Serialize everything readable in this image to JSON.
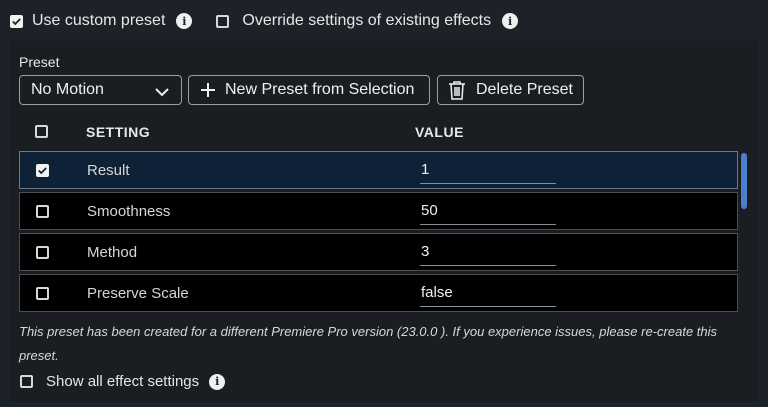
{
  "options": {
    "use_custom_preset": {
      "label": "Use custom preset",
      "checked": true
    },
    "override_settings": {
      "label": "Override settings of existing effects",
      "checked": false
    }
  },
  "preset": {
    "label": "Preset",
    "selected": "No Motion",
    "new_button": "New Preset from Selection",
    "delete_button": "Delete Preset"
  },
  "table": {
    "headers": {
      "setting": "SETTING",
      "value": "VALUE"
    },
    "rows": [
      {
        "name": "Result",
        "value": "1",
        "checked": true
      },
      {
        "name": "Smoothness",
        "value": "50",
        "checked": false
      },
      {
        "name": "Method",
        "value": "3",
        "checked": false
      },
      {
        "name": "Preserve Scale",
        "value": "false",
        "checked": false
      }
    ]
  },
  "note": "This preset has been created for a different Premiere Pro version (23.0.0 ). If you experience issues, please re-create this preset.",
  "show_all": {
    "label": "Show all effect settings",
    "checked": false
  },
  "colors": {
    "background": "#1d2228",
    "selected_row": "#0e2136",
    "scroll_thumb": "#4a7fd0"
  }
}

#####

Exercise » The records above are to be reproduced exactly; the pictures are to be left out.

Written response »
Serialize everything readable in this image to JSON.
{
  "options": {
    "use_custom_preset": {
      "label": "Use custom preset",
      "checked": true
    },
    "override_settings": {
      "label": "Override settings of existing effects",
      "checked": false
    }
  },
  "preset": {
    "label": "Preset",
    "selected": "No Motion",
    "new_button": "New Preset from Selection",
    "delete_button": "Delete Preset"
  },
  "table": {
    "headers": {
      "setting": "SETTING",
      "value": "VALUE"
    },
    "rows": [
      {
        "name": "Result",
        "value": "1",
        "checked": true
      },
      {
        "name": "Smoothness",
        "value": "50",
        "checked": false
      },
      {
        "name": "Method",
        "value": "3",
        "checked": false
      },
      {
        "name": "Preserve Scale",
        "value": "false",
        "checked": false
      }
    ]
  },
  "note": "This preset has been created for a different Premiere Pro version (23.0.0 ). If you experience issues, please re-create this preset.",
  "show_all": {
    "label": "Show all effect settings",
    "checked": false
  },
  "colors": {
    "background": "#1d2228",
    "selected_row": "#0e2136",
    "scroll_thumb": "#4a7fd0"
  }
}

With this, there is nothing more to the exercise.